(Figure data in JSON)
_ _ _ _ _ _ _
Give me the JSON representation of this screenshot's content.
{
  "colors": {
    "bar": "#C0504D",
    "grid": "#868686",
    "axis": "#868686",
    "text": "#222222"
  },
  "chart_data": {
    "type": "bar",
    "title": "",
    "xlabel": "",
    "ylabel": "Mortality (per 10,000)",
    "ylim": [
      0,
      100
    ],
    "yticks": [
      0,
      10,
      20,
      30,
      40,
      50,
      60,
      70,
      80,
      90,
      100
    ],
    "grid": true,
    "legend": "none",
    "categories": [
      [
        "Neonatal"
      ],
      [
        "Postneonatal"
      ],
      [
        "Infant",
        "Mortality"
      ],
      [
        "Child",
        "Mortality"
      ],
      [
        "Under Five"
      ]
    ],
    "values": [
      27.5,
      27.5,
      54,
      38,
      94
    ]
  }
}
_ _ _ _ _ _ _
PROBLEM DETAILS> Each record above must be given again exactly.

REPLY>
Give me the JSON representation of this screenshot's content.
{
  "colors": {
    "bar": "#C0504D",
    "grid": "#868686",
    "axis": "#868686",
    "text": "#222222"
  },
  "chart_data": {
    "type": "bar",
    "title": "",
    "xlabel": "",
    "ylabel": "Mortality (per 10,000)",
    "ylim": [
      0,
      100
    ],
    "yticks": [
      0,
      10,
      20,
      30,
      40,
      50,
      60,
      70,
      80,
      90,
      100
    ],
    "grid": true,
    "legend": "none",
    "categories": [
      [
        "Neonatal"
      ],
      [
        "Postneonatal"
      ],
      [
        "Infant",
        "Mortality"
      ],
      [
        "Child",
        "Mortality"
      ],
      [
        "Under Five"
      ]
    ],
    "values": [
      27.5,
      27.5,
      54,
      38,
      94
    ]
  }
}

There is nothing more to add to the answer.